--- START Recorded information ---

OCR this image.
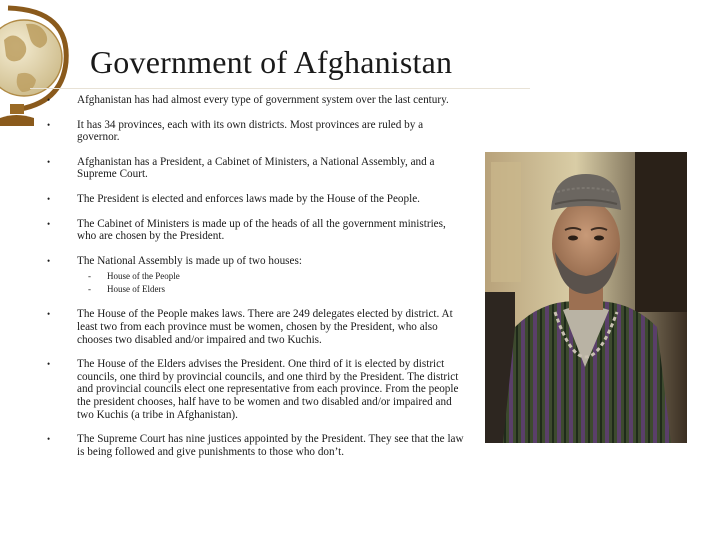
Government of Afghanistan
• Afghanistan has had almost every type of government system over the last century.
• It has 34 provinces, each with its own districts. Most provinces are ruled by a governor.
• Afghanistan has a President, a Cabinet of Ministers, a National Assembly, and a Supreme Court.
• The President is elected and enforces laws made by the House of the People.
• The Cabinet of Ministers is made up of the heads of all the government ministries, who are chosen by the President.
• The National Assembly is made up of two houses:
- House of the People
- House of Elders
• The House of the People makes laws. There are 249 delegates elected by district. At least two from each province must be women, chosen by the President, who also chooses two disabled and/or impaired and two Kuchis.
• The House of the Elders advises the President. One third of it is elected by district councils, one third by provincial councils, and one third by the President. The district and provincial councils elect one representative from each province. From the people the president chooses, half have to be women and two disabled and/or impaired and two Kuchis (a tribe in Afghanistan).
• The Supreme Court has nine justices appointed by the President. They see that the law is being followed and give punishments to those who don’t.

--- END Recorded information ---

* **Task brief**: Where a line of the data holds "laws", show that line.

* **Written reply**:
• The President is elected and enforces laws made by the House of the People.
• The House of the People makes laws. There are 249 delegates elected by district. At least two from each province must be women, chosen by the President, who also chooses two disabled and/or impaired and two Kuchis.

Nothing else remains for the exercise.